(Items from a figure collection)
---
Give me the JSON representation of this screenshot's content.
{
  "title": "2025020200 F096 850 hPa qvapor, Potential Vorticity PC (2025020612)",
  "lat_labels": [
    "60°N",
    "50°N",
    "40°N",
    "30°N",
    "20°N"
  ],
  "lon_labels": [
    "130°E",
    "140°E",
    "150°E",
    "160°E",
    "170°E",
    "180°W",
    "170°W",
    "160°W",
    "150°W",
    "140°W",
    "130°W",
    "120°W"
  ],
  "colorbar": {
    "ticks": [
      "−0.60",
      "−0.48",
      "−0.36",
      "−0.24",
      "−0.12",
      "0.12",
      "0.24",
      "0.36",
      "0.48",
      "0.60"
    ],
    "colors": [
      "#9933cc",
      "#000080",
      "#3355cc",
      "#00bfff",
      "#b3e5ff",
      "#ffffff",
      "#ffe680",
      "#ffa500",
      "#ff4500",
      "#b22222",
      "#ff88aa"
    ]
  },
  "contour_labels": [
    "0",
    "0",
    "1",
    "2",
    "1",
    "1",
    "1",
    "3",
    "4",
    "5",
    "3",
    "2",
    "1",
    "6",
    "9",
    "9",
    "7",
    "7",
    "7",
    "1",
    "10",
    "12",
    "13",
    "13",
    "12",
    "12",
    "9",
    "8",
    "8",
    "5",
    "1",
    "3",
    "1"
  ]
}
---
AIM ▸ Reproduce all of the entries word for word.

ANSWER FOR THE TASK ▸
Give me the JSON representation of this screenshot's content.
{
  "title": "2025020200 F096 850 hPa qvapor, Potential Vorticity PC (2025020612)",
  "lat_labels": [
    "60°N",
    "50°N",
    "40°N",
    "30°N",
    "20°N"
  ],
  "lon_labels": [
    "130°E",
    "140°E",
    "150°E",
    "160°E",
    "170°E",
    "180°W",
    "170°W",
    "160°W",
    "150°W",
    "140°W",
    "130°W",
    "120°W"
  ],
  "colorbar": {
    "ticks": [
      "−0.60",
      "−0.48",
      "−0.36",
      "−0.24",
      "−0.12",
      "0.12",
      "0.24",
      "0.36",
      "0.48",
      "0.60"
    ],
    "colors": [
      "#9933cc",
      "#000080",
      "#3355cc",
      "#00bfff",
      "#b3e5ff",
      "#ffffff",
      "#ffe680",
      "#ffa500",
      "#ff4500",
      "#b22222",
      "#ff88aa"
    ]
  },
  "contour_labels": [
    "0",
    "0",
    "1",
    "2",
    "1",
    "1",
    "1",
    "3",
    "4",
    "5",
    "3",
    "2",
    "1",
    "6",
    "9",
    "9",
    "7",
    "7",
    "7",
    "1",
    "10",
    "12",
    "13",
    "13",
    "12",
    "12",
    "9",
    "8",
    "8",
    "5",
    "1",
    "3",
    "1"
  ]
}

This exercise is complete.